Collected data
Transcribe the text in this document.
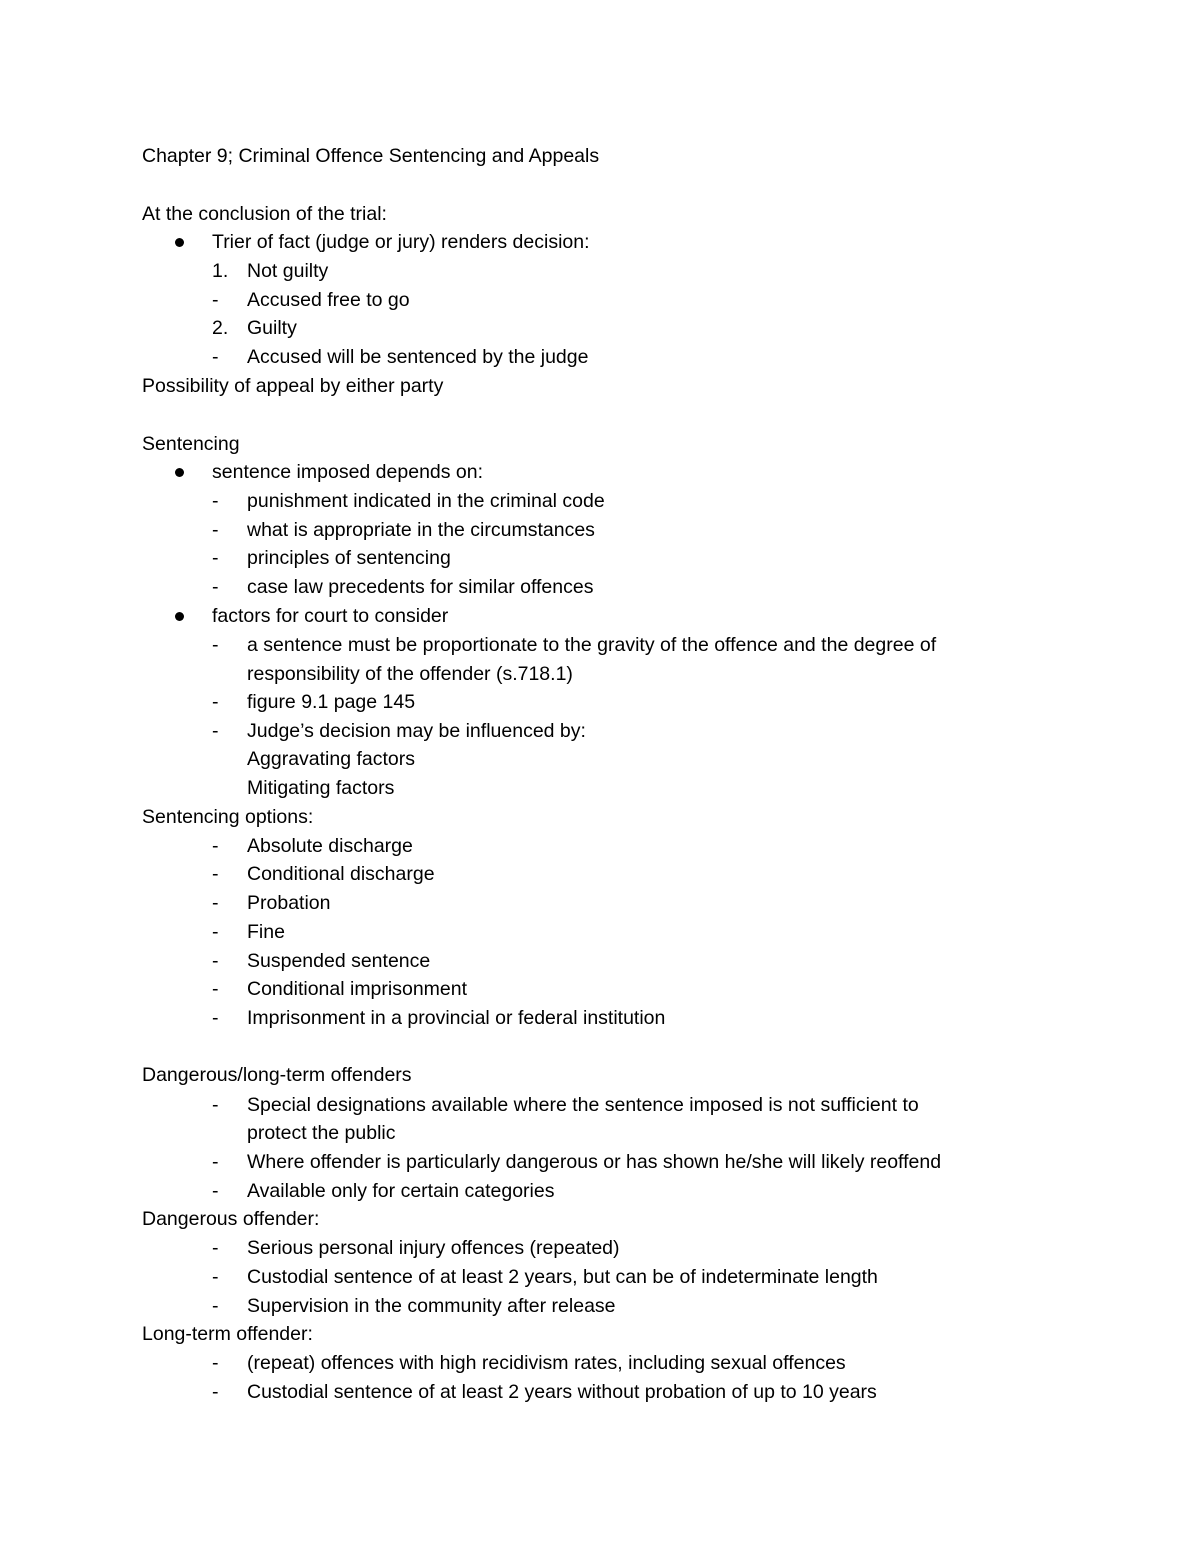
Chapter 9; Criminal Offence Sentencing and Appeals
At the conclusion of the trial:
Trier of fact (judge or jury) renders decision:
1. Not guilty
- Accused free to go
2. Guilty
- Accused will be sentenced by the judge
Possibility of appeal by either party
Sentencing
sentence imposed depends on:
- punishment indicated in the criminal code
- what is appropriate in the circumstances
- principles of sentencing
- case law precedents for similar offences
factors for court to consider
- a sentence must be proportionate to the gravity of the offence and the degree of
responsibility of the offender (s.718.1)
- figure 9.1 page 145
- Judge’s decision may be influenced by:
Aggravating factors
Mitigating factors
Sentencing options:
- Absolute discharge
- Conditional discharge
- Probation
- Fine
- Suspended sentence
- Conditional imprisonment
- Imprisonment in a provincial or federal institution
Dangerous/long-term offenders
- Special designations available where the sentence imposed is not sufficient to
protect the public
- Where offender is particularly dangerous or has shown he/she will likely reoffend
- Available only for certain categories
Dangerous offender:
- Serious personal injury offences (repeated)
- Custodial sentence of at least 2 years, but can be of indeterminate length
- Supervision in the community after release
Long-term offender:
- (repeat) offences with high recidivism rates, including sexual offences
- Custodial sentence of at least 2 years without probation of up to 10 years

**What to work on:** Scan the records for the string "discharge". Copy each line in which it appears.

**The solution:**
- Absolute discharge
- Conditional discharge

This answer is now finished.